• [Stated task]: Would you transcribe the whole listing exactly, minus its pictures?

─── Data shown

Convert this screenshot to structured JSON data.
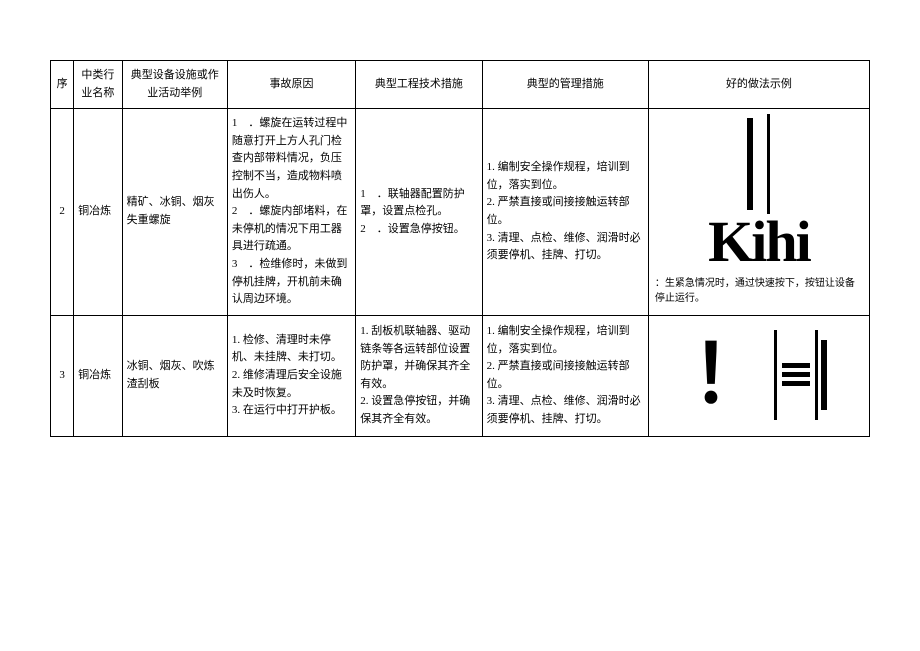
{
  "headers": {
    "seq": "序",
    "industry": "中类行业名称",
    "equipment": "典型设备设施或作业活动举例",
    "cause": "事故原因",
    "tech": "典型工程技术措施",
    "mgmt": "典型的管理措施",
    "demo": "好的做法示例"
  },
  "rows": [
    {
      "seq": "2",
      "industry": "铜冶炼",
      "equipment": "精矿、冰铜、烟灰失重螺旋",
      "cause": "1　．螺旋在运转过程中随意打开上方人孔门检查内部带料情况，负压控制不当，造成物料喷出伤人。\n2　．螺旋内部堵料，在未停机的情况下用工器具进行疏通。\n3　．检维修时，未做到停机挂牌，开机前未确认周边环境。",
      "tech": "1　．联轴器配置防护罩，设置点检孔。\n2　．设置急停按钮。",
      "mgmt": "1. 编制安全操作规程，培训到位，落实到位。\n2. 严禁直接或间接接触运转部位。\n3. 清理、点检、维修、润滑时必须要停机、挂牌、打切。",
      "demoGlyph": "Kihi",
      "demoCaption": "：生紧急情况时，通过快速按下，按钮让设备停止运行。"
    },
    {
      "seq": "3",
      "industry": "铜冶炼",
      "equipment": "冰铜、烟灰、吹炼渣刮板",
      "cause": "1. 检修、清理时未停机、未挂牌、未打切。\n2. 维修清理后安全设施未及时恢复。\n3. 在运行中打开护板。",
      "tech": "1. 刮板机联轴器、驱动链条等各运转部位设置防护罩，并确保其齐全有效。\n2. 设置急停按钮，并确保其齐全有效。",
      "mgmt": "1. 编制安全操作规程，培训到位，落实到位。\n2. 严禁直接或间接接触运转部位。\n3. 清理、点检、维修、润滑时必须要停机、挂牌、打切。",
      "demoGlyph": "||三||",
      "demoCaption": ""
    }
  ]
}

──────

• [Response to this task]:
Convert this screenshot to structured JSON data.
{
  "headers": {
    "seq": "序",
    "industry": "中类行业名称",
    "equipment": "典型设备设施或作业活动举例",
    "cause": "事故原因",
    "tech": "典型工程技术措施",
    "mgmt": "典型的管理措施",
    "demo": "好的做法示例"
  },
  "rows": [
    {
      "seq": "2",
      "industry": "铜冶炼",
      "equipment": "精矿、冰铜、烟灰失重螺旋",
      "cause": "1　．螺旋在运转过程中随意打开上方人孔门检查内部带料情况，负压控制不当，造成物料喷出伤人。\n2　．螺旋内部堵料，在未停机的情况下用工器具进行疏通。\n3　．检维修时，未做到停机挂牌，开机前未确认周边环境。",
      "tech": "1　．联轴器配置防护罩，设置点检孔。\n2　．设置急停按钮。",
      "mgmt": "1. 编制安全操作规程，培训到位，落实到位。\n2. 严禁直接或间接接触运转部位。\n3. 清理、点检、维修、润滑时必须要停机、挂牌、打切。",
      "demoGlyph": "Kihi",
      "demoCaption": "：生紧急情况时，通过快速按下，按钮让设备停止运行。"
    },
    {
      "seq": "3",
      "industry": "铜冶炼",
      "equipment": "冰铜、烟灰、吹炼渣刮板",
      "cause": "1. 检修、清理时未停机、未挂牌、未打切。\n2. 维修清理后安全设施未及时恢复。\n3. 在运行中打开护板。",
      "tech": "1. 刮板机联轴器、驱动链条等各运转部位设置防护罩，并确保其齐全有效。\n2. 设置急停按钮，并确保其齐全有效。",
      "mgmt": "1. 编制安全操作规程，培训到位，落实到位。\n2. 严禁直接或间接接触运转部位。\n3. 清理、点检、维修、润滑时必须要停机、挂牌、打切。",
      "demoGlyph": "||三||",
      "demoCaption": ""
    }
  ]
}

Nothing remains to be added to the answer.